Find the string "this" in the data, then copy every line where it is found.

→ **Records to process**
- - -

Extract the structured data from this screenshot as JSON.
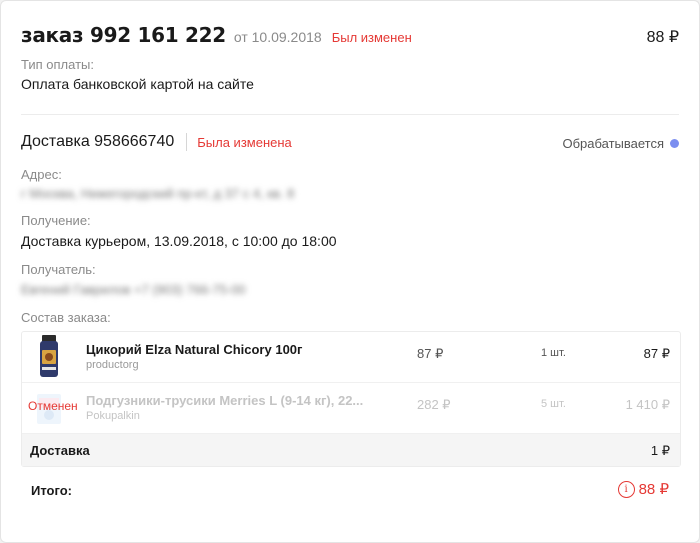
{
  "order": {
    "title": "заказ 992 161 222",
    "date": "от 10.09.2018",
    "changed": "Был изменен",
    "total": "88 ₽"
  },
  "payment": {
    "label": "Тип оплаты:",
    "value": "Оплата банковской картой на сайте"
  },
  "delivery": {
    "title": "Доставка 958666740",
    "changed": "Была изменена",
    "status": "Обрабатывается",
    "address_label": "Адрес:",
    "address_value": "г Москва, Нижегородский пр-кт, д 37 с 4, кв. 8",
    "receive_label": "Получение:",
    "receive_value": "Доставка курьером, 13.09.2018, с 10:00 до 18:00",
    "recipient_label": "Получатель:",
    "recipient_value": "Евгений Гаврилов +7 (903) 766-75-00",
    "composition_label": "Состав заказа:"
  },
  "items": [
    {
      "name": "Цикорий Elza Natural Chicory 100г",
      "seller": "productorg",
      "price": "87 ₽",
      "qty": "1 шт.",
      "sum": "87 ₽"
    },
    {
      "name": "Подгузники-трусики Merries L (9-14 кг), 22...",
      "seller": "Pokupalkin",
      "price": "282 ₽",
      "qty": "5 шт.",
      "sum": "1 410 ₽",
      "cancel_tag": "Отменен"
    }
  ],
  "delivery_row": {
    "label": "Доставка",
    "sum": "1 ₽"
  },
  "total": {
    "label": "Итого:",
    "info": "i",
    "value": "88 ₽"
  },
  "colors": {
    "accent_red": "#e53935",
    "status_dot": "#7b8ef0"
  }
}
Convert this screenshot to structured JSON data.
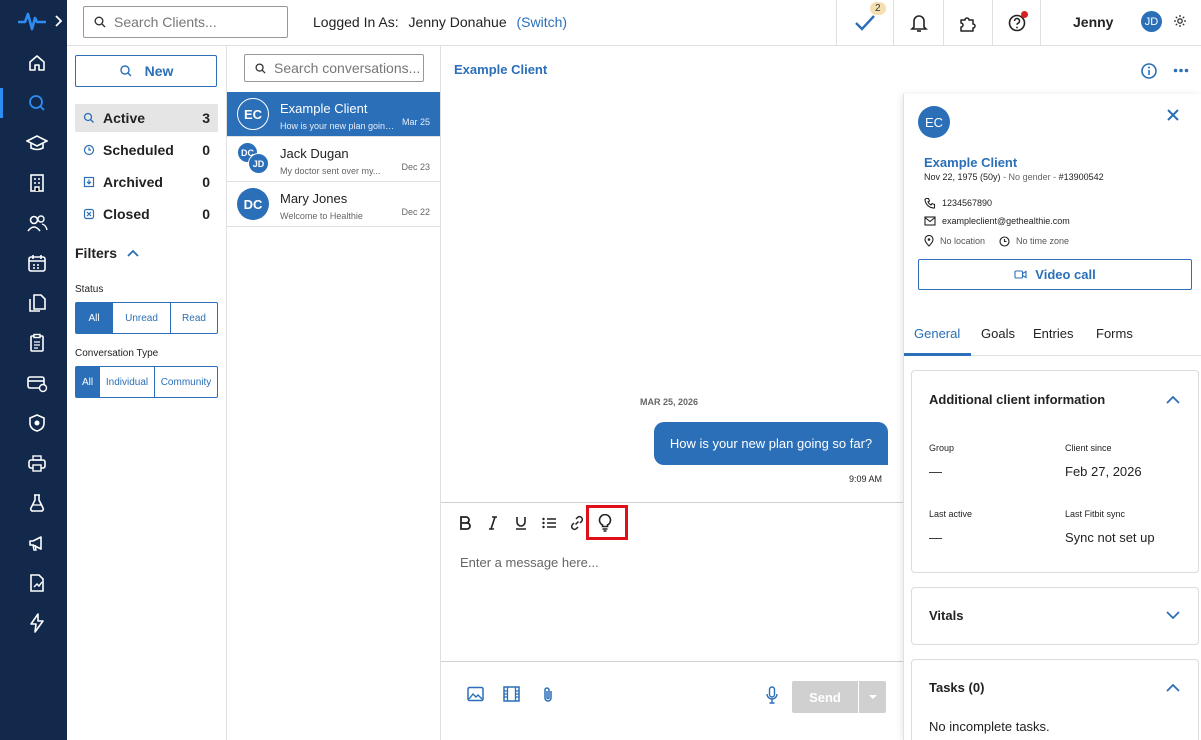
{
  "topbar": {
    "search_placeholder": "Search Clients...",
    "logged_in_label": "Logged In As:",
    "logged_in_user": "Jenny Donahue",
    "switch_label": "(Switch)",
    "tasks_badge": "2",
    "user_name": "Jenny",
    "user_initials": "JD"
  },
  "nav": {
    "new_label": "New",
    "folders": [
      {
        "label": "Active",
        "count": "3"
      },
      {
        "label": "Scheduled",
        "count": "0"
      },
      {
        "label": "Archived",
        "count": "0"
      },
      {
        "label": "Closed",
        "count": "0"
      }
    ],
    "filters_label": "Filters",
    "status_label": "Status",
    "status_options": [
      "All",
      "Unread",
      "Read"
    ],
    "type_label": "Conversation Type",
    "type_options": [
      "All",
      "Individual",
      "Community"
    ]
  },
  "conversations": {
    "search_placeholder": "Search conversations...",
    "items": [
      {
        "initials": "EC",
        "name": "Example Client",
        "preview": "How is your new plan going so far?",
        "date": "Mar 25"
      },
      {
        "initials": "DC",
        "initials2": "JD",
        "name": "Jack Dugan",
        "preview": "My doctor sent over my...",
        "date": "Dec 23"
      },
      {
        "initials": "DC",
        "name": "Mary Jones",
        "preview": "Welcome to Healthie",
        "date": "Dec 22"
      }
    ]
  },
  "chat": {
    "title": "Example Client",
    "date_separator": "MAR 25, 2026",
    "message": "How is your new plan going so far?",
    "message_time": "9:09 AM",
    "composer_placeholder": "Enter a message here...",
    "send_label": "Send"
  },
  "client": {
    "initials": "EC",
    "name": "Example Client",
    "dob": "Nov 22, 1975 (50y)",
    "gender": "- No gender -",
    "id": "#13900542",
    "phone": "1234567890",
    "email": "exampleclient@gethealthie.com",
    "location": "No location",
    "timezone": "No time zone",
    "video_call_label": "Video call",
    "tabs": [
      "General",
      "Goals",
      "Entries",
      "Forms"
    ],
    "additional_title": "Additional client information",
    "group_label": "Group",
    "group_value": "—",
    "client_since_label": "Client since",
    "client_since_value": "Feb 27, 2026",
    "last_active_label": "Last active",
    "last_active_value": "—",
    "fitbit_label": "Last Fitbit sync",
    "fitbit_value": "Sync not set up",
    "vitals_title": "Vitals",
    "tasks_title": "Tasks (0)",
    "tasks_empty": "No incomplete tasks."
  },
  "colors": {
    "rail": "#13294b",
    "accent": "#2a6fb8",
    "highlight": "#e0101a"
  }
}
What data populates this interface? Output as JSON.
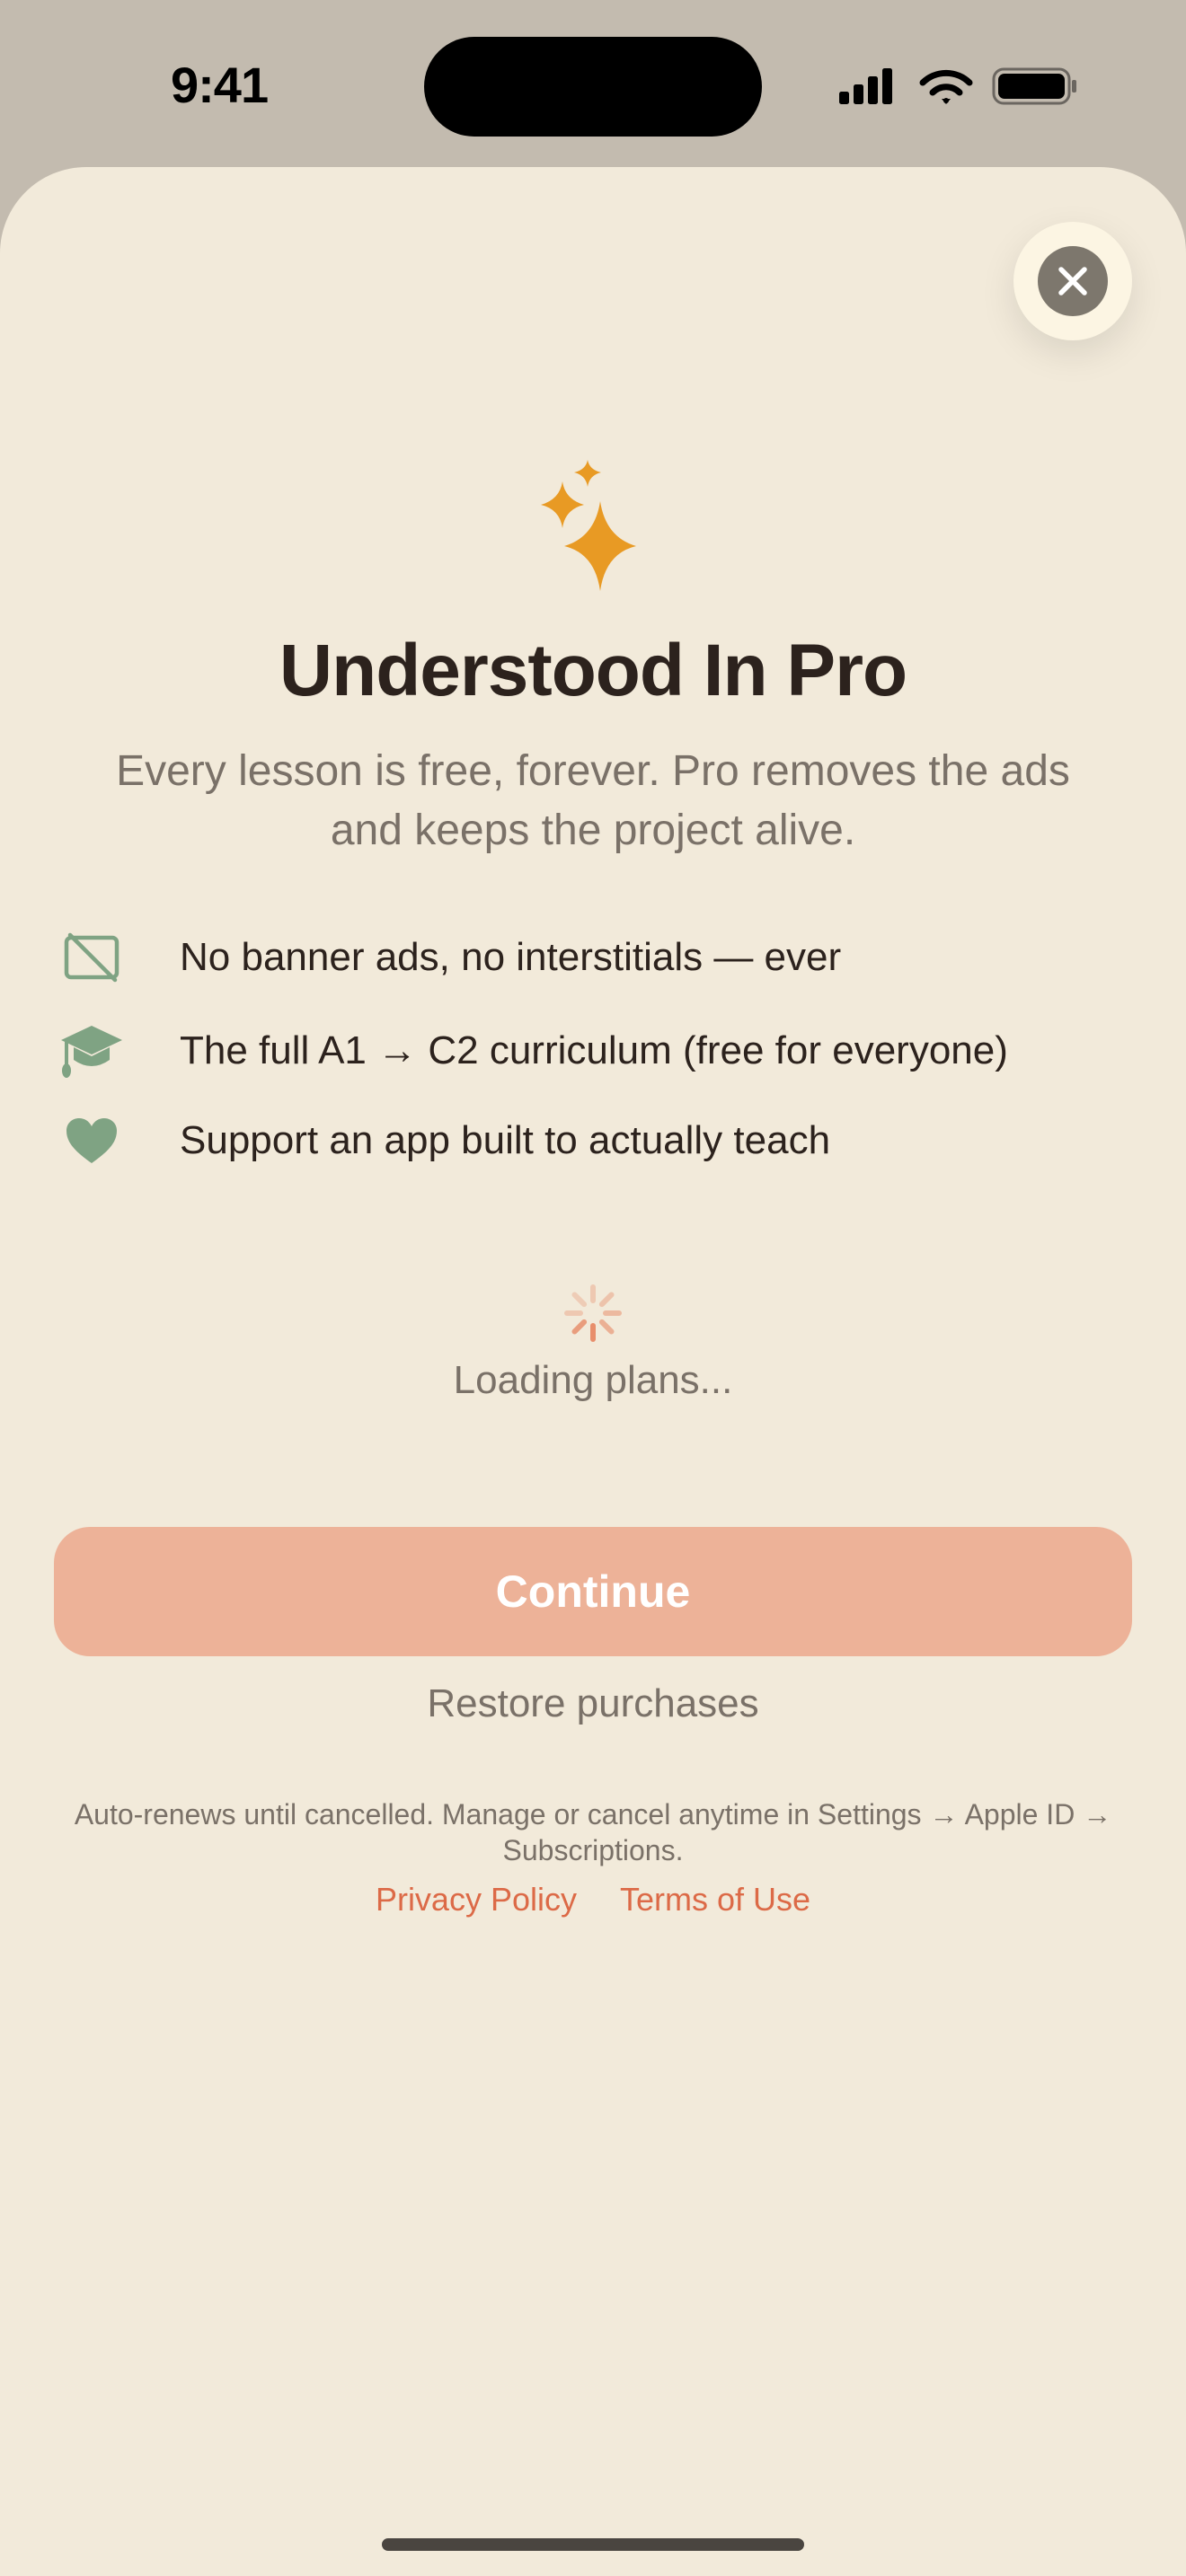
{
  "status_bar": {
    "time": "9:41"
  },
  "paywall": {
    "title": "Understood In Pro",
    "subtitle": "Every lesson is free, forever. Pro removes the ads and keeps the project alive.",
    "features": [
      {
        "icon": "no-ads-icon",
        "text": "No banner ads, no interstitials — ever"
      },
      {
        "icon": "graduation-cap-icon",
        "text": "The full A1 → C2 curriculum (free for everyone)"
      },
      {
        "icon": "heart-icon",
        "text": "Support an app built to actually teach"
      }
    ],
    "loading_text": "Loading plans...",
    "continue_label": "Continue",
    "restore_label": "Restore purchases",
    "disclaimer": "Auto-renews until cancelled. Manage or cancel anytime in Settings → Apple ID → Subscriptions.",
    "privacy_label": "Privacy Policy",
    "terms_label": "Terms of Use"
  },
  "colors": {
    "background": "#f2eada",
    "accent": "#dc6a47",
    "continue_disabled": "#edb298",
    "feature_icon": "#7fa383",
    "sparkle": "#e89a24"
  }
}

- - -

→ **Reply**
Extract the structured data from this screenshot as JSON.
Convert this screenshot to structured JSON data.
What data populates this interface? Output as JSON.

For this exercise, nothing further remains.